→ **Goal of the exercise**: In the material below, count the lines with the word "процессе" and state that number only.

→ **Input material**:
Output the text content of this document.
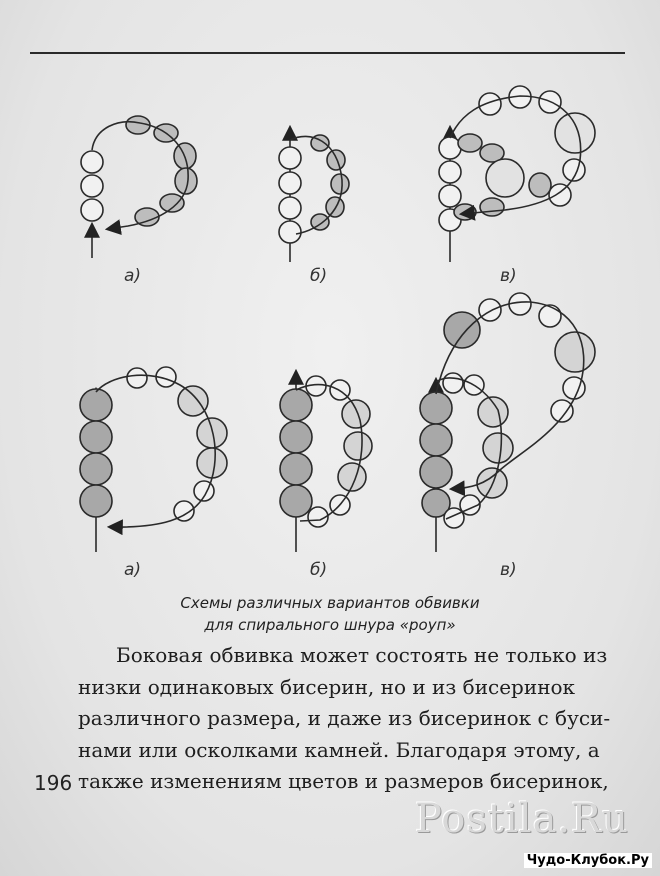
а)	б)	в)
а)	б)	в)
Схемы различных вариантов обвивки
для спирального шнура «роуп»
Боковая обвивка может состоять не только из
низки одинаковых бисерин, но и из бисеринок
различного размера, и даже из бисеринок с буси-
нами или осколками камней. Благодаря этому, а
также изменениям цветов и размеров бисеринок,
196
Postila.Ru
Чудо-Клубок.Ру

* * *

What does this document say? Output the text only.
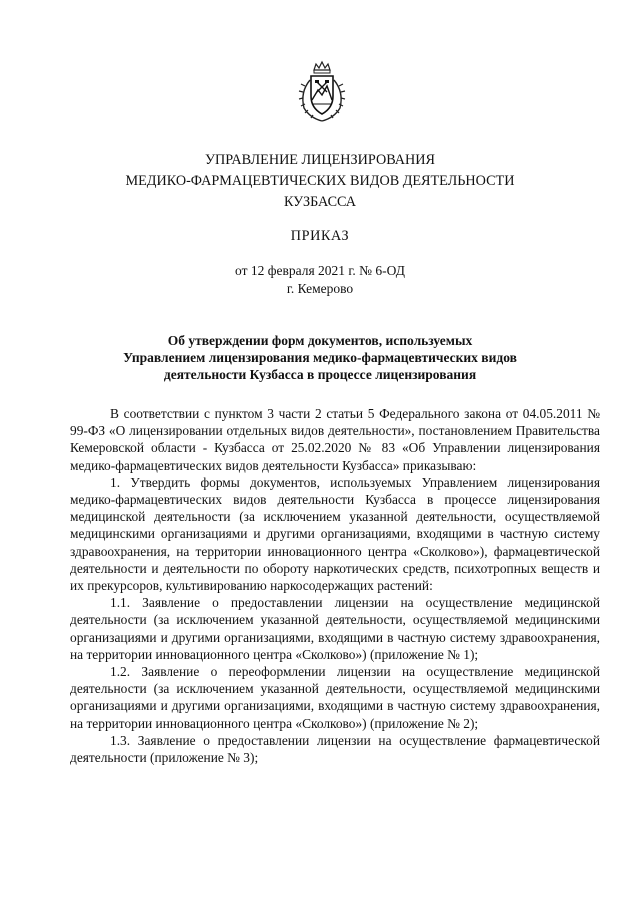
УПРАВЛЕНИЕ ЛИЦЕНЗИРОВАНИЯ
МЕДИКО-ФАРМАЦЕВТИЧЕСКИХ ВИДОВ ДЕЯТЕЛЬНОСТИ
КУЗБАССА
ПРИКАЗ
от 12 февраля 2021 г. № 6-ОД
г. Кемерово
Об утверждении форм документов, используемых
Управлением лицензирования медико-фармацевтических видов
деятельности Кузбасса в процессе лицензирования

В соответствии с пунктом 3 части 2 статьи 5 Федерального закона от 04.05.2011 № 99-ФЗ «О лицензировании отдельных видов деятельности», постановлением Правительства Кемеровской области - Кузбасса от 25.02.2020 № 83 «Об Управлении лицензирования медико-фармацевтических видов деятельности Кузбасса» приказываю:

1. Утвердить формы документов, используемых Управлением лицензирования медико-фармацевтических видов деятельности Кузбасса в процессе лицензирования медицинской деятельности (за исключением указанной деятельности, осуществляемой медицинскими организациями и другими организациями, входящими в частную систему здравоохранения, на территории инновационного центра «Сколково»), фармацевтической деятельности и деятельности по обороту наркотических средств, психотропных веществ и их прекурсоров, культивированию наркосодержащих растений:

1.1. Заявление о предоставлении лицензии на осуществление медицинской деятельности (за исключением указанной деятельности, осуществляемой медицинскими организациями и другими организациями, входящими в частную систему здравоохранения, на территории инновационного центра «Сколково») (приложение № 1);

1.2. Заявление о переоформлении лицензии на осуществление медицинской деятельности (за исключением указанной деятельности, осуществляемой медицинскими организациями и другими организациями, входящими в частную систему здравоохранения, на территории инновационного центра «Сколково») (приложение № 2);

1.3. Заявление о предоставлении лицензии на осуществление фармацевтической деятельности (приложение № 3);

→ **Answer to the problem**: 2